• TASK TO CARRY OUT:
Quote, without any change, the line that contains "Extract all readable text from this page." and all lines that follow it to the end of the data below.

--- --- ---

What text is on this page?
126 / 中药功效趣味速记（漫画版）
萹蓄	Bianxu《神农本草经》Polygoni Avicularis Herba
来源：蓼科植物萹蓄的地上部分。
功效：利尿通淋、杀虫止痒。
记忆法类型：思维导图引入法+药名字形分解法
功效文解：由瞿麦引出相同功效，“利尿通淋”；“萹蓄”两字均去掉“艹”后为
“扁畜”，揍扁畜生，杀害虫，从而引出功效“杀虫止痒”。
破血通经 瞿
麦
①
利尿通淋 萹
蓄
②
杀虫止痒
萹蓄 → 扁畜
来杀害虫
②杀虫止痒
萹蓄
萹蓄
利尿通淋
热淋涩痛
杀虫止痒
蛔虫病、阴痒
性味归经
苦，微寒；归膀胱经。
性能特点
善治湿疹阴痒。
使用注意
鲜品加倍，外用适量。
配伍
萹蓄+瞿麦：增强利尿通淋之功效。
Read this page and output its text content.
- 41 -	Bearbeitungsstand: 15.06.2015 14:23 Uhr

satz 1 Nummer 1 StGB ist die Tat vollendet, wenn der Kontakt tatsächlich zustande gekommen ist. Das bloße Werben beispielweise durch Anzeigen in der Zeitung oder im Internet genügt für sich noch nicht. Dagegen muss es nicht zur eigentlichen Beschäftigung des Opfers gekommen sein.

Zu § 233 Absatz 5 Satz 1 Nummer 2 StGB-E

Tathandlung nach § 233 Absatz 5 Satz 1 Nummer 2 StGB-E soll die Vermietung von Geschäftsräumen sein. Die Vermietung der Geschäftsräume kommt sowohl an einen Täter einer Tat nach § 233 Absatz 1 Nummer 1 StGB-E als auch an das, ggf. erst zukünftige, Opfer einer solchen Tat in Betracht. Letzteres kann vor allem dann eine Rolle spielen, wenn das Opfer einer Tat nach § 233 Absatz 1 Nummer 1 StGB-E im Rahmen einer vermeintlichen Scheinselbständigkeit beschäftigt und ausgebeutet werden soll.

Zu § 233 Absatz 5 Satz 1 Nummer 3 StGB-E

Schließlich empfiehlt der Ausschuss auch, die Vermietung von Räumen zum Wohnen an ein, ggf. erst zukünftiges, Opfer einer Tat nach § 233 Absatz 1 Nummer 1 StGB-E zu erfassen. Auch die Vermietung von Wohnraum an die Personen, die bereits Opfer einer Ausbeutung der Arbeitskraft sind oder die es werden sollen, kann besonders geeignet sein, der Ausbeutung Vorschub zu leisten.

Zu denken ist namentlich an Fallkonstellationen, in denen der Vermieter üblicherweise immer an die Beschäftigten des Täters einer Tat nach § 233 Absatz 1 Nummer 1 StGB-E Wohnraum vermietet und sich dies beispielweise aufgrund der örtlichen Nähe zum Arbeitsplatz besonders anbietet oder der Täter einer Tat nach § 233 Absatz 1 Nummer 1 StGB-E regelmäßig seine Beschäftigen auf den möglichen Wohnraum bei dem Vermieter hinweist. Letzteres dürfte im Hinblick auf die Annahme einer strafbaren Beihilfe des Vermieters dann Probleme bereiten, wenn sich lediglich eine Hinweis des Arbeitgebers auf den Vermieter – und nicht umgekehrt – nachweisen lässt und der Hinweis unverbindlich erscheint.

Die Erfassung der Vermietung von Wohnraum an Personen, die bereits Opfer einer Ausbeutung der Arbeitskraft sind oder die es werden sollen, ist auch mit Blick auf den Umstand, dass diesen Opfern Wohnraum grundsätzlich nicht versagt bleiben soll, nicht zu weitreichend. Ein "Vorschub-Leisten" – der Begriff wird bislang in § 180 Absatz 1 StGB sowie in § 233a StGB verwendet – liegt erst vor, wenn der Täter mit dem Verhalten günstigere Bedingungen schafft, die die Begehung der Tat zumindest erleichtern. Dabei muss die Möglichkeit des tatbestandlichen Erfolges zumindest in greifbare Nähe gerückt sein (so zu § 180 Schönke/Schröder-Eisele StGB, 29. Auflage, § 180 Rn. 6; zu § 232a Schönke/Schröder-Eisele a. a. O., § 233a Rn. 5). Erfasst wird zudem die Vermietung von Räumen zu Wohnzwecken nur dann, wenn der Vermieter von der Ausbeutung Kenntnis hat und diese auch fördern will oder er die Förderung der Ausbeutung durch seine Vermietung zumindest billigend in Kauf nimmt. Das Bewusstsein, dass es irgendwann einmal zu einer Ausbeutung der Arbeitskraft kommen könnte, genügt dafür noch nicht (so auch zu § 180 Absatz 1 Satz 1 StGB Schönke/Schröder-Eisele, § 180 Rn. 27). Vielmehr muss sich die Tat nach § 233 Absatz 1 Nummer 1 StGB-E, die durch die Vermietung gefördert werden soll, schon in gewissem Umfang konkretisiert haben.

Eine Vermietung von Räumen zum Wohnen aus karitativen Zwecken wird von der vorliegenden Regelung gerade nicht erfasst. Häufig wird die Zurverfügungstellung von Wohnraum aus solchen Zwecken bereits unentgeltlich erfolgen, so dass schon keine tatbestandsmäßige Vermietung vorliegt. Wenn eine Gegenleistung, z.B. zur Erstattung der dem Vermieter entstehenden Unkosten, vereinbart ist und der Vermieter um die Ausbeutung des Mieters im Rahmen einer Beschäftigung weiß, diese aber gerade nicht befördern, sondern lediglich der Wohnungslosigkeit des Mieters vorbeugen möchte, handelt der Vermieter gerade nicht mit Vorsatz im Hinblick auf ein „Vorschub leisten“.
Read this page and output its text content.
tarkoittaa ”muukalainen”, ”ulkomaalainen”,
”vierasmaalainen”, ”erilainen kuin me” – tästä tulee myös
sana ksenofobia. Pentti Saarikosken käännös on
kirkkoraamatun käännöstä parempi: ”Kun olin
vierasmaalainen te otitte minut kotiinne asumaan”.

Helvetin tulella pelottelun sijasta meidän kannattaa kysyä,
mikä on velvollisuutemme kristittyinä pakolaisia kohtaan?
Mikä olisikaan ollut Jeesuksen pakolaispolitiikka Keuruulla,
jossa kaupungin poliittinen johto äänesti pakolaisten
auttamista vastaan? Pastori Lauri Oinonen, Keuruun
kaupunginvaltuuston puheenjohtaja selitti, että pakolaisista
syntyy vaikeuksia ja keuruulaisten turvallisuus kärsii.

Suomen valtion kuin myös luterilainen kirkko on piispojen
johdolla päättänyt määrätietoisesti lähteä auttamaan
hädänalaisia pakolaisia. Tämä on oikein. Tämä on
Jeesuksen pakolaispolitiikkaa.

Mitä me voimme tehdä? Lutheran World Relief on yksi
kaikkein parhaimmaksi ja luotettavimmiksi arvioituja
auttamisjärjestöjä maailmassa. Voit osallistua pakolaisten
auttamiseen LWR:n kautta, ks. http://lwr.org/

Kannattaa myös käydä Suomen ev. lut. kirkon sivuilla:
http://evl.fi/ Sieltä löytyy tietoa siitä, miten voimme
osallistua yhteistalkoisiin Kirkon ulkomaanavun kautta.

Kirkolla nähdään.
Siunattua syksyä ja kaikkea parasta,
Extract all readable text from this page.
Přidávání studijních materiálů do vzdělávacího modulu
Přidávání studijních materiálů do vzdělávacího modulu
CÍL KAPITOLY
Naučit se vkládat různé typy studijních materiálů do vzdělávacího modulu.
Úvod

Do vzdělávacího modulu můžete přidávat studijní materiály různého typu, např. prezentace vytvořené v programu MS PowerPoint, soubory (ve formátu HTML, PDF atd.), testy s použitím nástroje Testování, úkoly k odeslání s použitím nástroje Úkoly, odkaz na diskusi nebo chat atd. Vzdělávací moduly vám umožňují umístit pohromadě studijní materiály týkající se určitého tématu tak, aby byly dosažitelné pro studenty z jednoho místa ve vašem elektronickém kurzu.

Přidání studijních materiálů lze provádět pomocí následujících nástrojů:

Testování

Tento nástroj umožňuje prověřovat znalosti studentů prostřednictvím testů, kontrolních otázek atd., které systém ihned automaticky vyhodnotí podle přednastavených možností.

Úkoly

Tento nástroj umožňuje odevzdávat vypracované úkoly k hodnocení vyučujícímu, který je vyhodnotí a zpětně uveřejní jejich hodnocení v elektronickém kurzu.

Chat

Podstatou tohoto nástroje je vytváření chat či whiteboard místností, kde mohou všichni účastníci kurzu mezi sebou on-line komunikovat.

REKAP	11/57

--- --- ---

• SOLUTION TO THIS TASK:
Extract all readable text from this page.
Přidávání studijních materiálů do vzdělávacího modulu
Přidávání studijních materiálů do vzdělávacího modulu
CÍL KAPITOLY
Naučit se vkládat různé typy studijních materiálů do vzdělávacího modulu.
Úvod

Do vzdělávacího modulu můžete přidávat studijní materiály různého typu, např. prezentace vytvořené v programu MS PowerPoint, soubory (ve formátu HTML, PDF atd.), testy s použitím nástroje Testování, úkoly k odeslání s použitím nástroje Úkoly, odkaz na diskusi nebo chat atd. Vzdělávací moduly vám umožňují umístit pohromadě studijní materiály týkající se určitého tématu tak, aby byly dosažitelné pro studenty z jednoho místa ve vašem elektronickém kurzu.

Přidání studijních materiálů lze provádět pomocí následujících nástrojů:

Testování

Tento nástroj umožňuje prověřovat znalosti studentů prostřednictvím testů, kontrolních otázek atd., které systém ihned automaticky vyhodnotí podle přednastavených možností.

Úkoly

Tento nástroj umožňuje odevzdávat vypracované úkoly k hodnocení vyučujícímu, který je vyhodnotí a zpětně uveřejní jejich hodnocení v elektronickém kurzu.

Chat

Podstatou tohoto nástroje je vytváření chat či whiteboard místností, kde mohou všichni účastníci kurzu mezi sebou on-line komunikovat.

REKAP	11/57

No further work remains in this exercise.